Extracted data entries
——————————

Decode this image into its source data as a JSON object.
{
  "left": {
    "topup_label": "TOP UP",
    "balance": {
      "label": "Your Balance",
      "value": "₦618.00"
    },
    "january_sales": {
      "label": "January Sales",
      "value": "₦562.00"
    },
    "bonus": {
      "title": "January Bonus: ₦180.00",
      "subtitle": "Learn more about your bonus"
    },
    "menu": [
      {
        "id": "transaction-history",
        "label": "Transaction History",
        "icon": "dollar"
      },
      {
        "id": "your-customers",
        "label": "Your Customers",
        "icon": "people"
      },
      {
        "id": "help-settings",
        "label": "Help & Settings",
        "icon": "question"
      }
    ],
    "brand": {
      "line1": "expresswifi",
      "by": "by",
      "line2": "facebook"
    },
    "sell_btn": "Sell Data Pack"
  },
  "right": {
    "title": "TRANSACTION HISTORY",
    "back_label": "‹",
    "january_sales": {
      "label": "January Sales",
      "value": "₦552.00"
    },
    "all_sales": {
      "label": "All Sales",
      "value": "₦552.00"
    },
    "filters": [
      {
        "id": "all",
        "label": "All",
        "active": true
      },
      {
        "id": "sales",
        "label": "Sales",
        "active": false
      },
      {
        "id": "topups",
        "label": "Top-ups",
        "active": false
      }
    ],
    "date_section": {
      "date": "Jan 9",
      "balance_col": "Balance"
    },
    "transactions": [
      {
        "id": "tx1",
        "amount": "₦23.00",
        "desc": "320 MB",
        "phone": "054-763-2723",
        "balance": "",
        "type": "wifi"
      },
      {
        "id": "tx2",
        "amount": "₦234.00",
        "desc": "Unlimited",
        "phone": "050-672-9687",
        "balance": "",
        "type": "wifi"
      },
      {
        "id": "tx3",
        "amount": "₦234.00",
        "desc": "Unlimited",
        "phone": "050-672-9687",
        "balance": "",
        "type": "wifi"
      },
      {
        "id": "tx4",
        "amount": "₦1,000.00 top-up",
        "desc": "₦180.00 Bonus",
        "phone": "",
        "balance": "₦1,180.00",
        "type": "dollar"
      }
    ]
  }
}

——————————

> **Task directions**
How many lines in the records above contain the word "amount"? Reply with the number alone.

> **Task result**
4